[BEGIN]

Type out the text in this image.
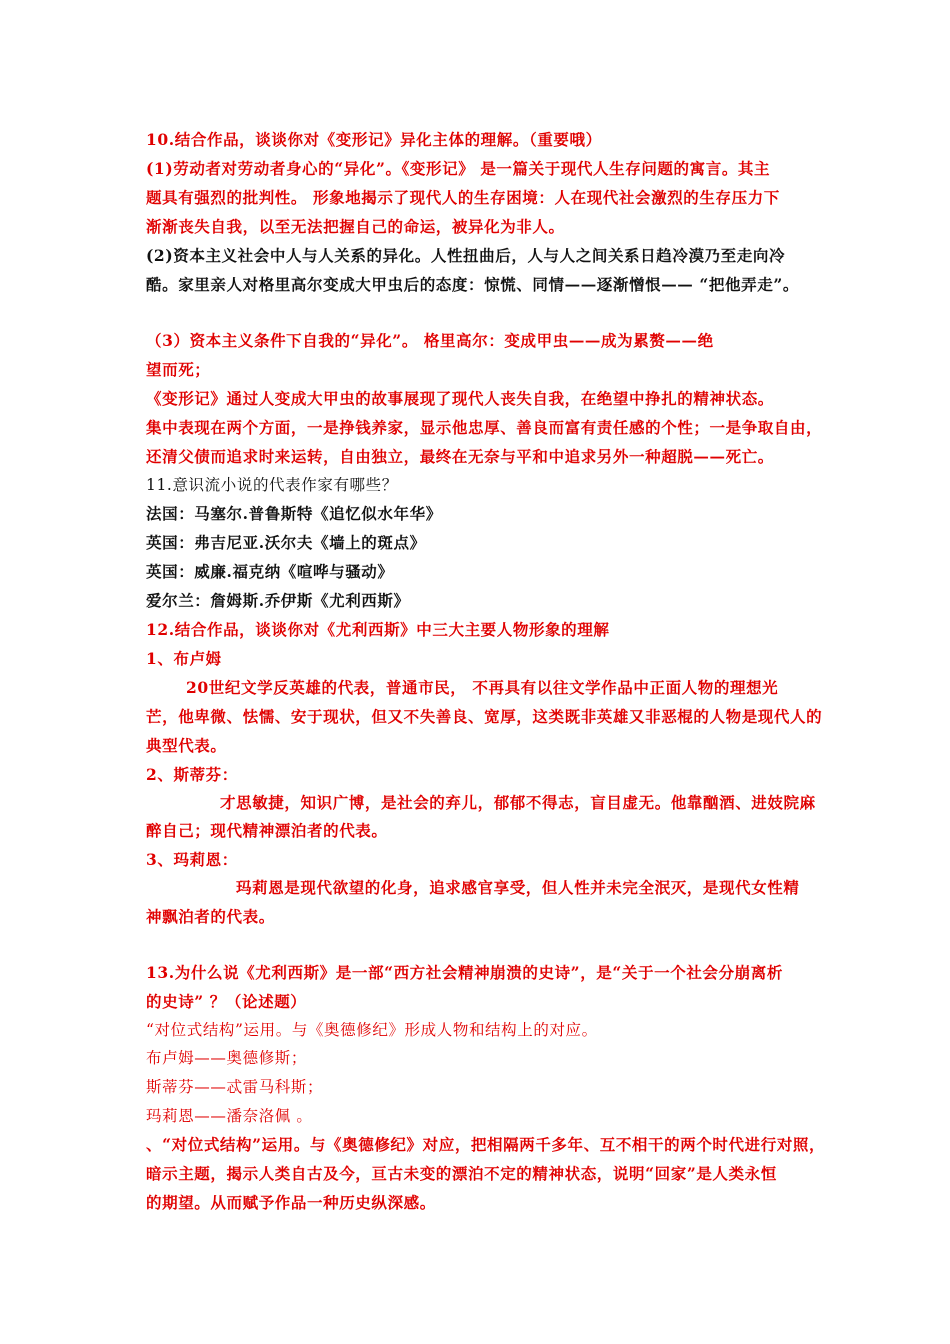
10.结合作品，谈谈你对《变形记》异化主体的理解。（重要哦）
(1)劳动者对劳动者身心的“异化”。《变形记》 是一篇关于现代人生存问题的寓言。其主
题具有强烈的批判性。 形象地揭示了现代人的生存困境：人在现代社会激烈的生存压力下
渐渐丧失自我，以至无法把握自己的命运，被异化为非人。
(2)资本主义社会中人与人关系的异化。人性扭曲后，人与人之间关系日趋冷漠乃至走向冷
酷。家里亲人对格里高尔变成大甲虫后的态度：惊慌、同情——逐渐憎恨—— “把他弄走”。
（3）资本主义条件下自我的“异化”。 格里高尔：变成甲虫——成为累赘——绝
望而死；
《变形记》通过人变成大甲虫的故事展现了现代人丧失自我，在绝望中挣扎的精神状态。
集中表现在两个方面，一是挣钱养家，显示他忠厚、善良而富有责任感的个性；一是争取自由，
还清父债而追求时来运转，自由独立，最终在无奈与平和中追求另外一种超脱——死亡。
11.意识流小说的代表作家有哪些？
法国：马塞尔.普鲁斯特《追忆似水年华》
英国：弗吉尼亚.沃尔夫《墙上的斑点》
英国：威廉.福克纳《喧哗与骚动》
爱尔兰：詹姆斯.乔伊斯《尤利西斯》
12.结合作品，谈谈你对《尤利西斯》中三大主要人物形象的理解
1、布卢姆
20世纪文学反英雄的代表，普通市民， 不再具有以往文学作品中正面人物的理想光
芒，他卑微、怯懦、安于现状，但又不失善良、宽厚，这类既非英雄又非恶棍的人物是现代人的
典型代表。
2、斯蒂芬：
才思敏捷，知识广博，是社会的弃儿，郁郁不得志，盲目虚无。他靠酗酒、进妓院麻
醉自己；现代精神漂泊者的代表。
3、玛莉恩：
玛莉恩是现代欲望的化身，追求感官享受，但人性并未完全泯灭，是现代女性精
神飘泊者的代表。
13.为什么说《尤利西斯》是一部“西方社会精神崩溃的史诗”，是“关于一个社会分崩离析
的史诗” ？（论述题）
“对位式结构”运用。与《奥德修纪》形成人物和结构上的对应。
布卢姆——奥德修斯；
斯蒂芬——忒雷马科斯；
玛莉恩——潘奈洛佩 。
、“对位式结构”运用。与《奥德修纪》对应，把相隔两千多年、互不相干的两个时代进行对照，
暗示主题，揭示人类自古及今，亘古未变的漂泊不定的精神状态，说明“回家”是人类永恒
的期望。从而赋予作品一种历史纵深感。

[END]

* **GIVEN REQUEST**
Copy each line of the records precisely and drop any images they hold.

* **RESPONSE FOR THIS EXERCISE**
Type out the text in this image.
10.结合作品，谈谈你对《变形记》异化主体的理解。（重要哦）
(1)劳动者对劳动者身心的“异化”。《变形记》 是一篇关于现代人生存问题的寓言。其主
题具有强烈的批判性。 形象地揭示了现代人的生存困境：人在现代社会激烈的生存压力下
渐渐丧失自我，以至无法把握自己的命运，被异化为非人。
(2)资本主义社会中人与人关系的异化。人性扭曲后，人与人之间关系日趋冷漠乃至走向冷
酷。家里亲人对格里高尔变成大甲虫后的态度：惊慌、同情——逐渐憎恨—— “把他弄走”。
（3）资本主义条件下自我的“异化”。 格里高尔：变成甲虫——成为累赘——绝
望而死；
《变形记》通过人变成大甲虫的故事展现了现代人丧失自我，在绝望中挣扎的精神状态。
集中表现在两个方面，一是挣钱养家，显示他忠厚、善良而富有责任感的个性；一是争取自由，
还清父债而追求时来运转，自由独立，最终在无奈与平和中追求另外一种超脱——死亡。
11.意识流小说的代表作家有哪些？
法国：马塞尔.普鲁斯特《追忆似水年华》
英国：弗吉尼亚.沃尔夫《墙上的斑点》
英国：威廉.福克纳《喧哗与骚动》
爱尔兰：詹姆斯.乔伊斯《尤利西斯》
12.结合作品，谈谈你对《尤利西斯》中三大主要人物形象的理解
1、布卢姆
20世纪文学反英雄的代表，普通市民， 不再具有以往文学作品中正面人物的理想光
芒，他卑微、怯懦、安于现状，但又不失善良、宽厚，这类既非英雄又非恶棍的人物是现代人的
典型代表。
2、斯蒂芬：
才思敏捷，知识广博，是社会的弃儿，郁郁不得志，盲目虚无。他靠酗酒、进妓院麻
醉自己；现代精神漂泊者的代表。
3、玛莉恩：
玛莉恩是现代欲望的化身，追求感官享受，但人性并未完全泯灭，是现代女性精
神飘泊者的代表。
13.为什么说《尤利西斯》是一部“西方社会精神崩溃的史诗”，是“关于一个社会分崩离析
的史诗” ？（论述题）
“对位式结构”运用。与《奥德修纪》形成人物和结构上的对应。
布卢姆——奥德修斯；
斯蒂芬——忒雷马科斯；
玛莉恩——潘奈洛佩 。
、“对位式结构”运用。与《奥德修纪》对应，把相隔两千多年、互不相干的两个时代进行对照，
暗示主题，揭示人类自古及今，亘古未变的漂泊不定的精神状态，说明“回家”是人类永恒
的期望。从而赋予作品一种历史纵深感。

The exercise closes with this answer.